• **Short exercise**: Output the material below unchanged, apart from leaving out the pictures.

# start of Dataset

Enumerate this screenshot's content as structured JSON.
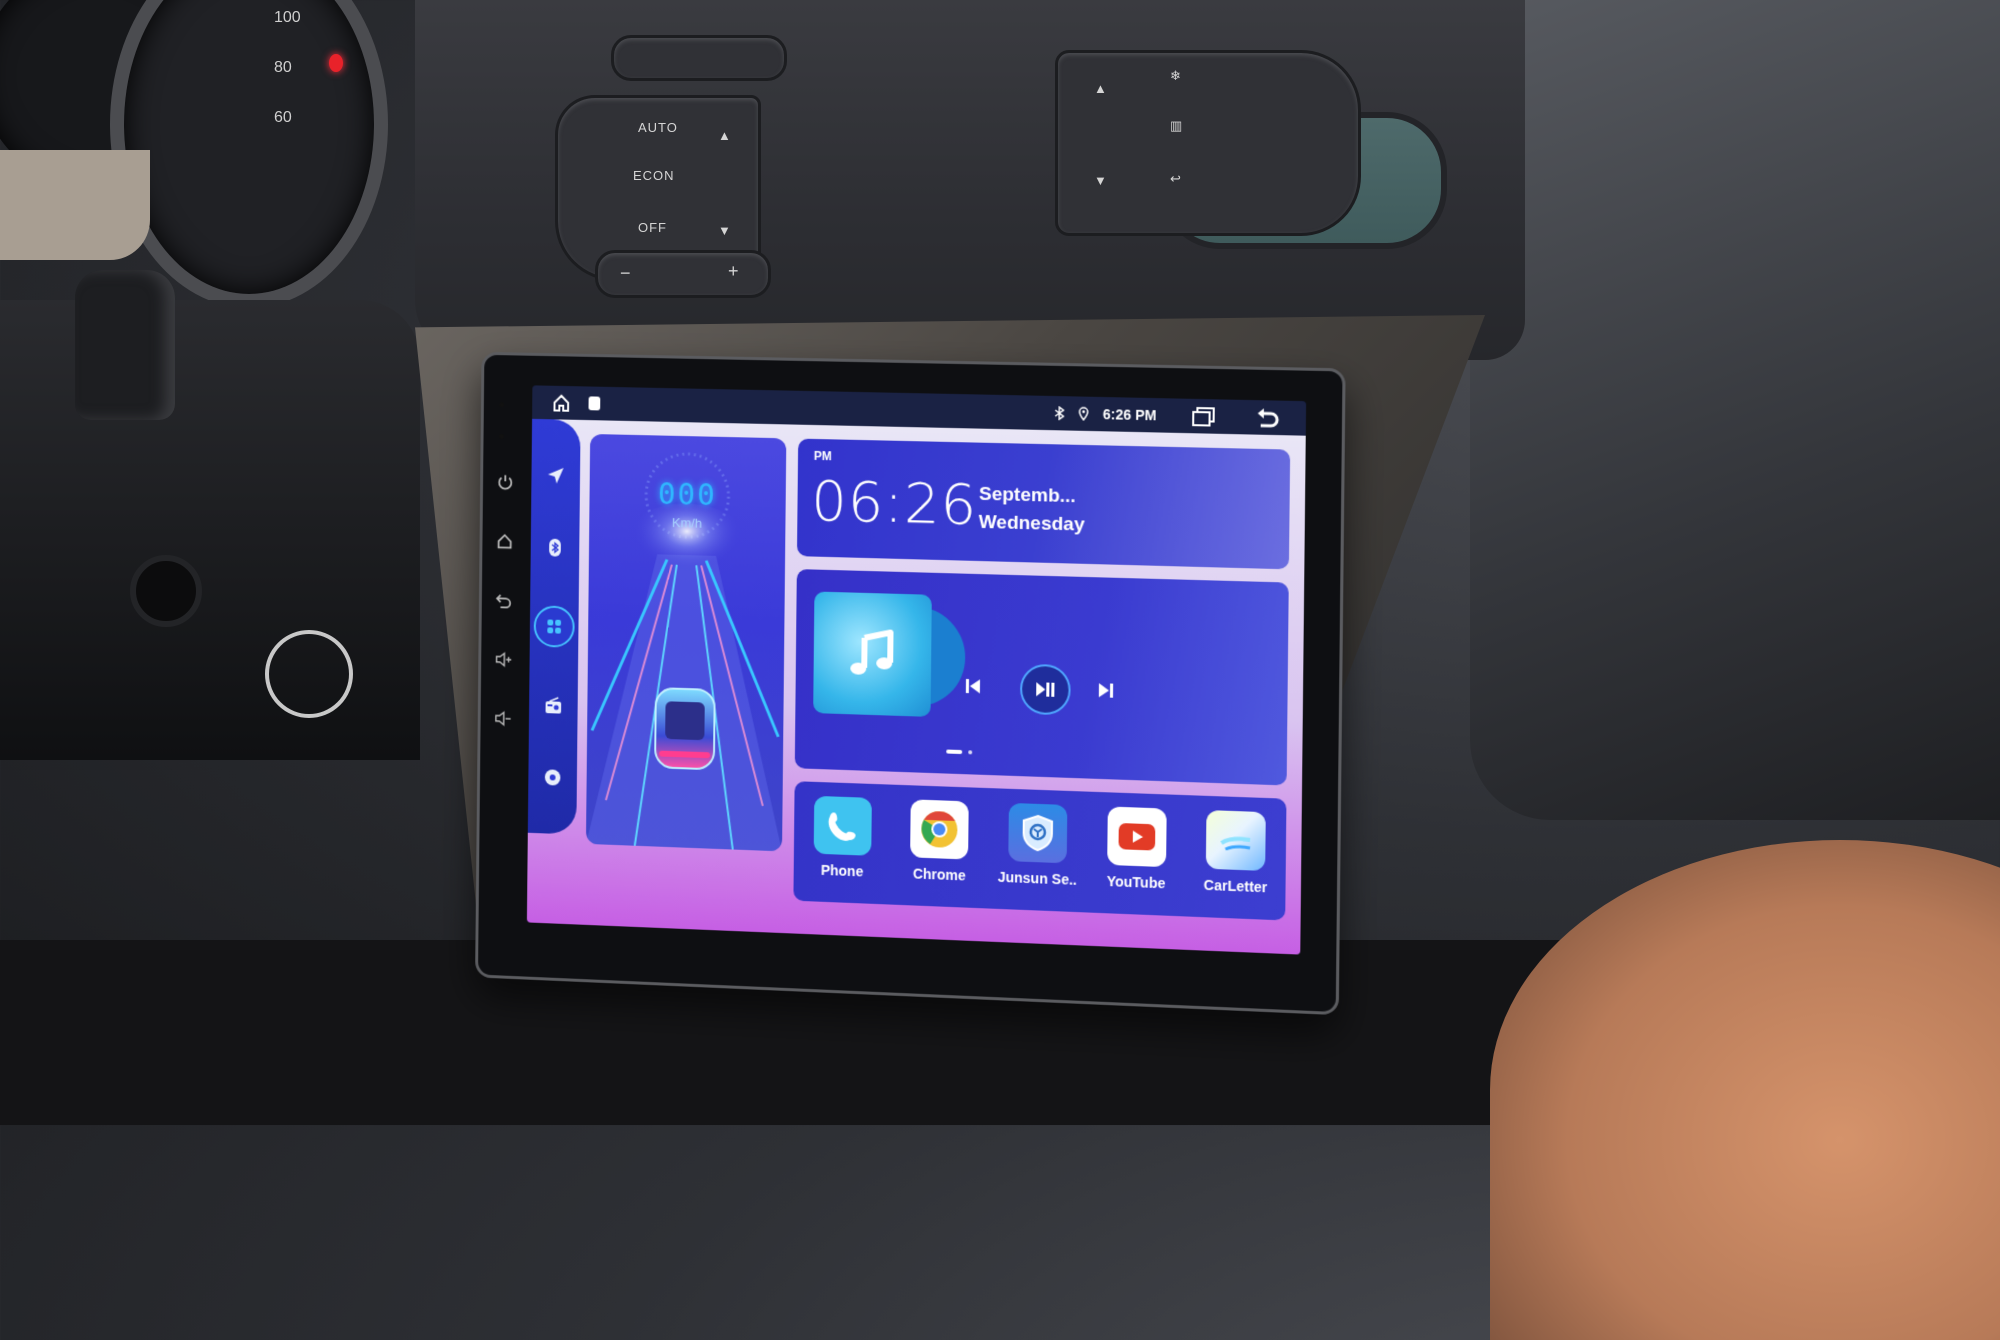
{
  "climate": {
    "display": "OFF",
    "left_buttons": [
      "AUTO",
      "ECON",
      "OFF"
    ],
    "fan_minus": "−",
    "fan_plus": "+"
  },
  "cluster": {
    "ticks": [
      "100",
      "80",
      "60"
    ]
  },
  "status_bar": {
    "time": "6:26 PM",
    "icons": [
      "home-icon",
      "app-indicator-icon",
      "bluetooth-icon",
      "location-icon",
      "recent-apps-icon",
      "back-icon"
    ]
  },
  "dock": {
    "items": [
      {
        "name": "navigation",
        "icon": "navigation-icon"
      },
      {
        "name": "bluetooth",
        "icon": "bluetooth-icon"
      },
      {
        "name": "apps",
        "icon": "apps-grid-icon",
        "active": true
      },
      {
        "name": "radio",
        "icon": "radio-icon"
      },
      {
        "name": "settings",
        "icon": "settings-icon"
      }
    ]
  },
  "hardware_buttons": [
    "power",
    "home",
    "back",
    "volume-up",
    "volume-down"
  ],
  "speed_widget": {
    "value": "000",
    "unit": "Km/h"
  },
  "clock_widget": {
    "ampm": "PM",
    "time": "06:26",
    "month": "Septemb...",
    "weekday": "Wednesday"
  },
  "music_widget": {
    "controls": [
      "previous",
      "play-pause",
      "next"
    ],
    "page_count": 2,
    "current_page": 1
  },
  "apps": [
    {
      "label": "Phone",
      "icon": "phone-icon",
      "color": "#3fc3f0"
    },
    {
      "label": "Chrome",
      "icon": "chrome-icon",
      "color": "#ffffff"
    },
    {
      "label": "Junsun Se..",
      "icon": "junsun-shield-icon",
      "color": "#2c8be6"
    },
    {
      "label": "YouTube",
      "icon": "youtube-icon",
      "color": "#ffffff"
    },
    {
      "label": "CarLetter",
      "icon": "carletter-icon",
      "color": "#e8f4ff"
    }
  ],
  "colors": {
    "dock": "#2f3bd6",
    "accent": "#2fb7ff",
    "card": "#3a3bd0",
    "wallpaper_bottom": "#c65fe4"
  }
}
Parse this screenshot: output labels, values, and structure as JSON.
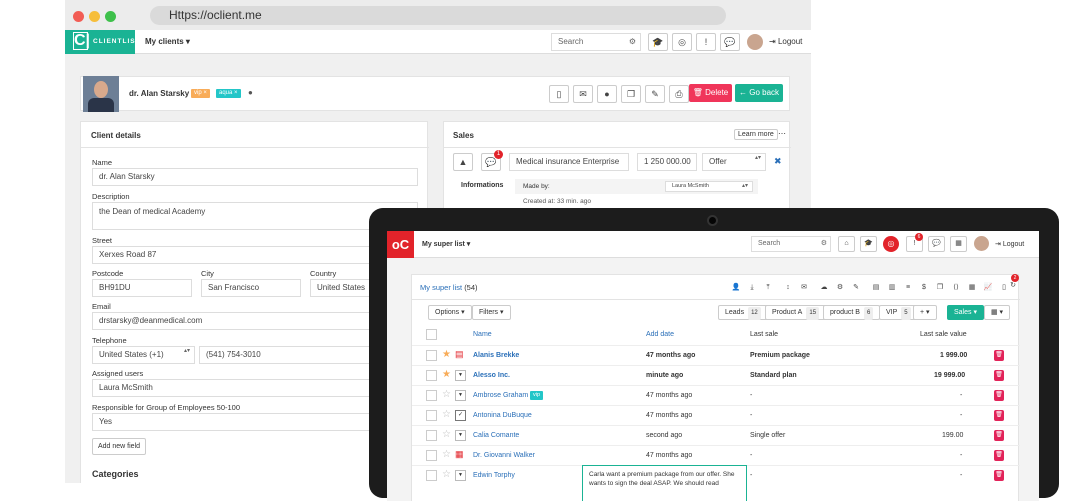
{
  "browser": {
    "url": "Https://oclient.me",
    "logo_mark": "C|",
    "logo_text": "CLIENTLIST",
    "nav_menu": "My clients",
    "search_placeholder": "Search",
    "logout": "Logout",
    "colors": {
      "brand": "#1ab394",
      "danger": "#f0355a"
    }
  },
  "profile": {
    "name": "dr. Alan Starsky",
    "tags": [
      "vip",
      "aqua"
    ],
    "delete_label": "Delete",
    "goback_label": "Go back"
  },
  "client_details": {
    "title": "Client details",
    "name_label": "Name",
    "name_value": "dr. Alan Starsky",
    "description_label": "Description",
    "description_value": "the Dean of medical Academy",
    "street_label": "Street",
    "street_value": "Xerxes Road 87",
    "postcode_label": "Postcode",
    "postcode_value": "BH91DU",
    "city_label": "City",
    "city_value": "San Francisco",
    "country_label": "Country",
    "country_value": "United States",
    "email_label": "Email",
    "email_value": "drstarsky@deanmedical.com",
    "telephone_label": "Telephone",
    "phone_country": "United States (+1)",
    "phone_value": "(541) 754-3010",
    "assigned_label": "Assigned users",
    "assigned_value": "Laura McSmith",
    "responsible_label": "Responsible for Group of Employees 50-100",
    "responsible_value": "Yes",
    "add_field": "Add new field",
    "categories": "Categories"
  },
  "sales": {
    "title": "Sales",
    "learn_more": "Learn more",
    "comment_badge": "1",
    "deal_name": "Medical insurance Enterprise",
    "amount": "1 250 000.00",
    "stage": "Offer",
    "informations_label": "Informations",
    "made_by_label": "Made by:",
    "made_by_value": "Laura McSmith",
    "created_at": "Created at: 33 min. ago"
  },
  "tablet": {
    "logo": "oC",
    "nav_menu": "My super list",
    "search_placeholder": "Search",
    "logout": "Logout",
    "notif_badge": "6",
    "list_title": "My super list",
    "list_count": "(54)",
    "corner_badge": "2",
    "options_label": "Options",
    "filters_label": "Filters",
    "tags": [
      {
        "label": "Leads",
        "count": "12"
      },
      {
        "label": "Product A",
        "count": "15"
      },
      {
        "label": "product B",
        "count": "6"
      },
      {
        "label": "VIP",
        "count": "5"
      }
    ],
    "sales_button": "Sales",
    "columns": [
      "Name",
      "Add date",
      "Last sale",
      "Last sale value"
    ],
    "rows": [
      {
        "name": "Alanis Brekke",
        "date": "47 months ago",
        "sale": "Premium package",
        "value": "1 999.00",
        "bold": true,
        "star": true
      },
      {
        "name": "Alesso Inc.",
        "date": "minute ago",
        "sale": "Standard plan",
        "value": "19 999.00",
        "bold": true,
        "star": true
      },
      {
        "name": "Ambrose Graham",
        "tag": "vip",
        "date": "47 months ago",
        "sale": "-",
        "value": "-"
      },
      {
        "name": "Antonina DuBuque",
        "date": "47 months ago",
        "sale": "-",
        "value": "-"
      },
      {
        "name": "Calia Comante",
        "date": "second ago",
        "sale": "Single offer",
        "value": "199.00"
      },
      {
        "name": "Dr. Giovanni Walker",
        "date": "47 months ago",
        "sale": "-",
        "value": "-"
      },
      {
        "name": "Edwin Torphy",
        "date": "",
        "sale": "-",
        "value": "-"
      }
    ],
    "tooltip_text": "Carla want a premium package from our offer. She wants to sign the deal ASAP. We should read"
  }
}
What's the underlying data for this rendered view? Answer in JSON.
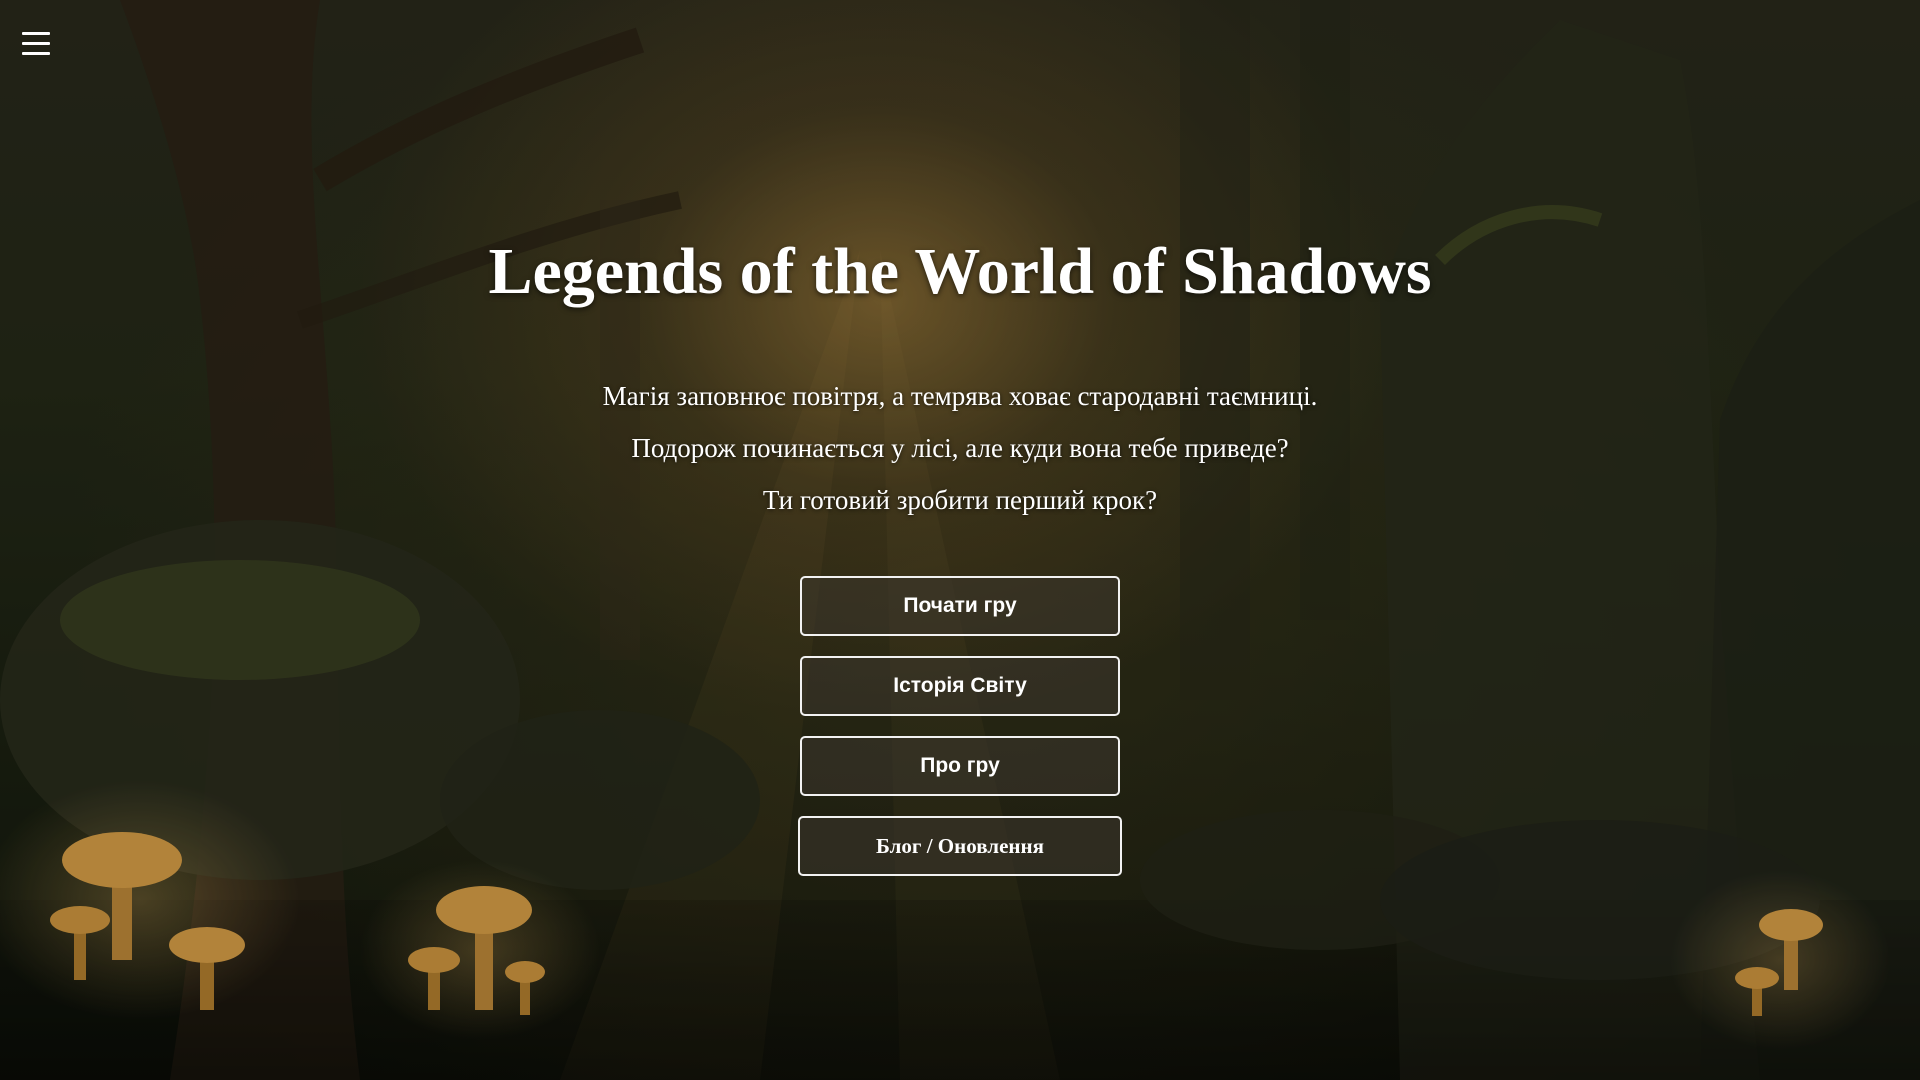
{
  "menu": {
    "icon": "hamburger-menu-icon"
  },
  "hero": {
    "title": "Legends of the World of Shadows",
    "lines": [
      "Магія заповнює повітря, а темрява ховає стародавні таємниці.",
      "Подорож починається у лісі, але куди вона тебе приведе?",
      "Ти готовий зробити перший крок?"
    ]
  },
  "buttons": {
    "start": "Почати гру",
    "history": "Історія Світу",
    "about": "Про гру",
    "blog": "Блог / Оновлення"
  },
  "colors": {
    "text": "#ffffff",
    "button_border": "#f2f2f2",
    "mushroom_glow": "#e0a640"
  }
}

# end of Dataset

• **Answer to this exercise**:
Enumerate this screenshot's content as structured JSON.
{
  "climate": {
    "display": "OFF",
    "left_buttons": [
      "AUTO",
      "ECON",
      "OFF"
    ],
    "fan_minus": "−",
    "fan_plus": "+"
  },
  "cluster": {
    "ticks": [
      "100",
      "80",
      "60"
    ]
  },
  "status_bar": {
    "time": "6:26 PM",
    "icons": [
      "home-icon",
      "app-indicator-icon",
      "bluetooth-icon",
      "location-icon",
      "recent-apps-icon",
      "back-icon"
    ]
  },
  "dock": {
    "items": [
      {
        "name": "navigation",
        "icon": "navigation-icon"
      },
      {
        "name": "bluetooth",
        "icon": "bluetooth-icon"
      },
      {
        "name": "apps",
        "icon": "apps-grid-icon",
        "active": true
      },
      {
        "name": "radio",
        "icon": "radio-icon"
      },
      {
        "name": "settings",
        "icon": "settings-icon"
      }
    ]
  },
  "hardware_buttons": [
    "power",
    "home",
    "back",
    "volume-up",
    "volume-down"
  ],
  "speed_widget": {
    "value": "000",
    "unit": "Km/h"
  },
  "clock_widget": {
    "ampm": "PM",
    "time": "06:26",
    "month": "Septemb...",
    "weekday": "Wednesday"
  },
  "music_widget": {
    "controls": [
      "previous",
      "play-pause",
      "next"
    ],
    "page_count": 2,
    "current_page": 1
  },
  "apps": [
    {
      "label": "Phone",
      "icon": "phone-icon",
      "color": "#3fc3f0"
    },
    {
      "label": "Chrome",
      "icon": "chrome-icon",
      "color": "#ffffff"
    },
    {
      "label": "Junsun Se..",
      "icon": "junsun-shield-icon",
      "color": "#2c8be6"
    },
    {
      "label": "YouTube",
      "icon": "youtube-icon",
      "color": "#ffffff"
    },
    {
      "label": "CarLetter",
      "icon": "carletter-icon",
      "color": "#e8f4ff"
    }
  ],
  "colors": {
    "dock": "#2f3bd6",
    "accent": "#2fb7ff",
    "card": "#3a3bd0",
    "wallpaper_bottom": "#c65fe4"
  }
}
Parse this screenshot: output labels, values, and structure as JSON.
{
  "browser": {
    "url": "Https://oclient.me",
    "logo_mark": "C|",
    "logo_text": "CLIENTLIST",
    "nav_menu": "My clients",
    "search_placeholder": "Search",
    "logout": "Logout",
    "colors": {
      "brand": "#1ab394",
      "danger": "#f0355a"
    }
  },
  "profile": {
    "name": "dr. Alan Starsky",
    "tags": [
      "vip",
      "aqua"
    ],
    "delete_label": "Delete",
    "goback_label": "Go back"
  },
  "client_details": {
    "title": "Client details",
    "name_label": "Name",
    "name_value": "dr. Alan Starsky",
    "description_label": "Description",
    "description_value": "the Dean of medical Academy",
    "street_label": "Street",
    "street_value": "Xerxes Road 87",
    "postcode_label": "Postcode",
    "postcode_value": "BH91DU",
    "city_label": "City",
    "city_value": "San Francisco",
    "country_label": "Country",
    "country_value": "United States",
    "email_label": "Email",
    "email_value": "drstarsky@deanmedical.com",
    "telephone_label": "Telephone",
    "phone_country": "United States (+1)",
    "phone_value": "(541) 754-3010",
    "assigned_label": "Assigned users",
    "assigned_value": "Laura McSmith",
    "responsible_label": "Responsible for Group of Employees 50-100",
    "responsible_value": "Yes",
    "add_field": "Add new field",
    "categories": "Categories"
  },
  "sales": {
    "title": "Sales",
    "learn_more": "Learn more",
    "comment_badge": "1",
    "deal_name": "Medical insurance Enterprise",
    "amount": "1 250 000.00",
    "stage": "Offer",
    "informations_label": "Informations",
    "made_by_label": "Made by:",
    "made_by_value": "Laura McSmith",
    "created_at": "Created at: 33 min. ago"
  },
  "tablet": {
    "logo": "oC",
    "nav_menu": "My super list",
    "search_placeholder": "Search",
    "logout": "Logout",
    "notif_badge": "6",
    "list_title": "My super list",
    "list_count": "(54)",
    "corner_badge": "2",
    "options_label": "Options",
    "filters_label": "Filters",
    "tags": [
      {
        "label": "Leads",
        "count": "12"
      },
      {
        "label": "Product A",
        "count": "15"
      },
      {
        "label": "product B",
        "count": "6"
      },
      {
        "label": "VIP",
        "count": "5"
      }
    ],
    "sales_button": "Sales",
    "columns": [
      "Name",
      "Add date",
      "Last sale",
      "Last sale value"
    ],
    "rows": [
      {
        "name": "Alanis Brekke",
        "date": "47 months ago",
        "sale": "Premium package",
        "value": "1 999.00",
        "bold": true,
        "star": true
      },
      {
        "name": "Alesso Inc.",
        "date": "minute ago",
        "sale": "Standard plan",
        "value": "19 999.00",
        "bold": true,
        "star": true
      },
      {
        "name": "Ambrose Graham",
        "tag": "vip",
        "date": "47 months ago",
        "sale": "-",
        "value": "-"
      },
      {
        "name": "Antonina DuBuque",
        "date": "47 months ago",
        "sale": "-",
        "value": "-"
      },
      {
        "name": "Calia Comante",
        "date": "second ago",
        "sale": "Single offer",
        "value": "199.00"
      },
      {
        "name": "Dr. Giovanni Walker",
        "date": "47 months ago",
        "sale": "-",
        "value": "-"
      },
      {
        "name": "Edwin Torphy",
        "date": "",
        "sale": "-",
        "value": "-"
      }
    ],
    "tooltip_text": "Carla want a premium package from our offer. She wants to sign the deal ASAP. We should read"
  }
}
What's the underlying data for this rendered view? Answer in JSON.
{
  "menu": {
    "icon": "hamburger-menu-icon"
  },
  "hero": {
    "title": "Legends of the World of Shadows",
    "lines": [
      "Магія заповнює повітря, а темрява ховає стародавні таємниці.",
      "Подорож починається у лісі, але куди вона тебе приведе?",
      "Ти готовий зробити перший крок?"
    ]
  },
  "buttons": {
    "start": "Почати гру",
    "history": "Історія Світу",
    "about": "Про гру",
    "blog": "Блог / Оновлення"
  },
  "colors": {
    "text": "#ffffff",
    "button_border": "#f2f2f2",
    "mushroom_glow": "#e0a640"
  }
}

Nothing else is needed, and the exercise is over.